Copy every line of the records that includes the word "sker".

[Collection entries]
────────────────────
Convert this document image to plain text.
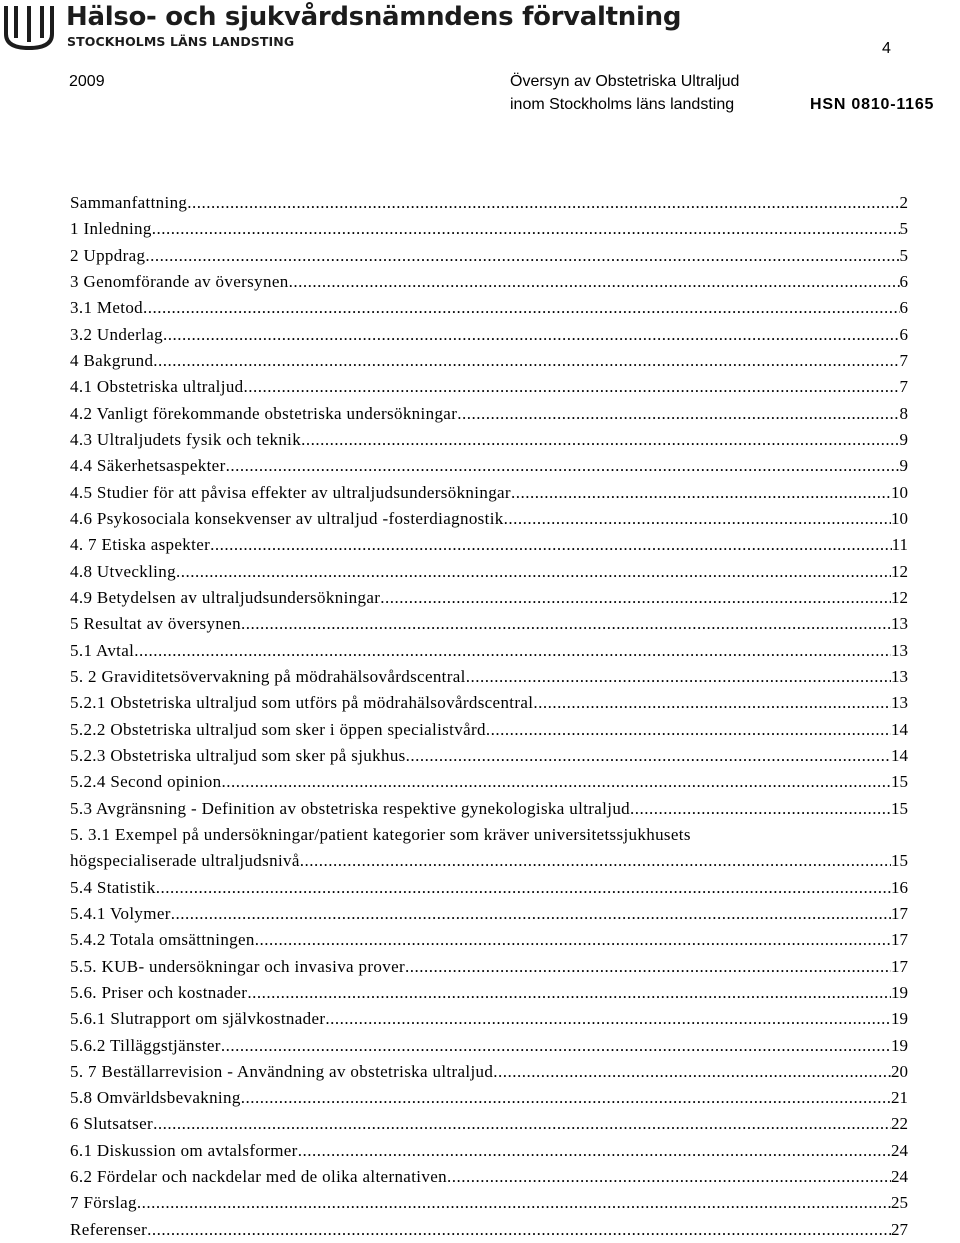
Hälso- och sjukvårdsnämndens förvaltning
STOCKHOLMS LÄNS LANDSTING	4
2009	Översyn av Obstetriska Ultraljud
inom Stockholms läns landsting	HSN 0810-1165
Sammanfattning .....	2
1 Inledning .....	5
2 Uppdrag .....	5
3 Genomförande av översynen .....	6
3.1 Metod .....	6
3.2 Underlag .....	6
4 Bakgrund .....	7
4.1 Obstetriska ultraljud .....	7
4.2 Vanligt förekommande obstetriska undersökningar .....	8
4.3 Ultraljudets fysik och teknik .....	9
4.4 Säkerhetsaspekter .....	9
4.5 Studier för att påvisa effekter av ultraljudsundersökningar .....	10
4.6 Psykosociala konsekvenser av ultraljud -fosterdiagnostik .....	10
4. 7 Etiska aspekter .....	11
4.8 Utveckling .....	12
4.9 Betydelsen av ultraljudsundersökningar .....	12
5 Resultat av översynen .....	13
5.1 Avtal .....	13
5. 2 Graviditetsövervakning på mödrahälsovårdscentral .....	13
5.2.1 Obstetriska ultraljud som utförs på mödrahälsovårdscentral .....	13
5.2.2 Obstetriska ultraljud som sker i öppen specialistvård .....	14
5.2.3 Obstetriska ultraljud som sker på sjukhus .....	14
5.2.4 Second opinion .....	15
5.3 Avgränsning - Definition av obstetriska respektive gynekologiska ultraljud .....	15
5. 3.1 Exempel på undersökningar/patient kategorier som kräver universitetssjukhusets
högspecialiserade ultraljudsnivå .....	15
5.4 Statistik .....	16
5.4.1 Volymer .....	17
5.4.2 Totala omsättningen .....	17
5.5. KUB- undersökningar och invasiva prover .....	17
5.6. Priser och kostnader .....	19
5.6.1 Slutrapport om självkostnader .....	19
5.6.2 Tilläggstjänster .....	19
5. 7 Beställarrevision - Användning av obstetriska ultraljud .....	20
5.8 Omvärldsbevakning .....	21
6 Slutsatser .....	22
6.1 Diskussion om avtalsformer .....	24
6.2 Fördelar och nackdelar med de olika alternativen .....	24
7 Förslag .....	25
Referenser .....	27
────────────────────
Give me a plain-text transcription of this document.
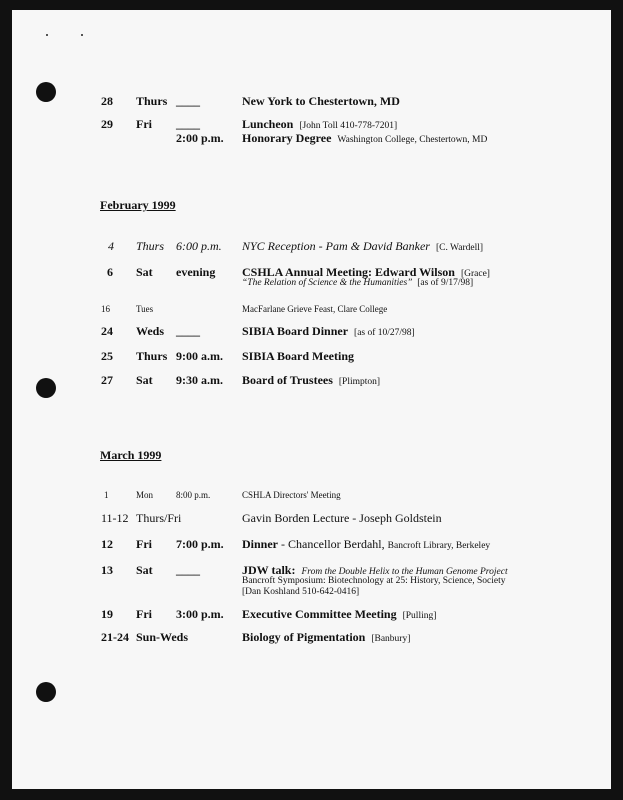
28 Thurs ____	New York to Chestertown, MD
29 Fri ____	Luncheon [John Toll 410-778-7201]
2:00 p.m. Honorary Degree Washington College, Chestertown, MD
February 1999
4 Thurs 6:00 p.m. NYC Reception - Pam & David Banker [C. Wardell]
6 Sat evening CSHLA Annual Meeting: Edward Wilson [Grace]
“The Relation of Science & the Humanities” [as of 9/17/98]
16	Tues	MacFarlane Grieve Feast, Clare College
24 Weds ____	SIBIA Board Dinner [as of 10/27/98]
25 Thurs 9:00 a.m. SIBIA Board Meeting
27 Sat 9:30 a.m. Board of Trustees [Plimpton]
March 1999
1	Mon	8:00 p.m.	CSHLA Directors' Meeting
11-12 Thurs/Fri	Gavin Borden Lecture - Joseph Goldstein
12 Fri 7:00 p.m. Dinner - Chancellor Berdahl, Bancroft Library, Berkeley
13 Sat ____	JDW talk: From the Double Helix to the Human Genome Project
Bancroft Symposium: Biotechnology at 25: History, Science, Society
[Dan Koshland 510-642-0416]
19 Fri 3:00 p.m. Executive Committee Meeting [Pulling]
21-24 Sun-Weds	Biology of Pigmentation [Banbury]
────────────────────
• **PROBLEM SOLUTION**
5.2.2 Obstetriska ultraljud som sker i öppen specialistvård .....	14
5.2.3 Obstetriska ultraljud som sker på sjukhus .....	14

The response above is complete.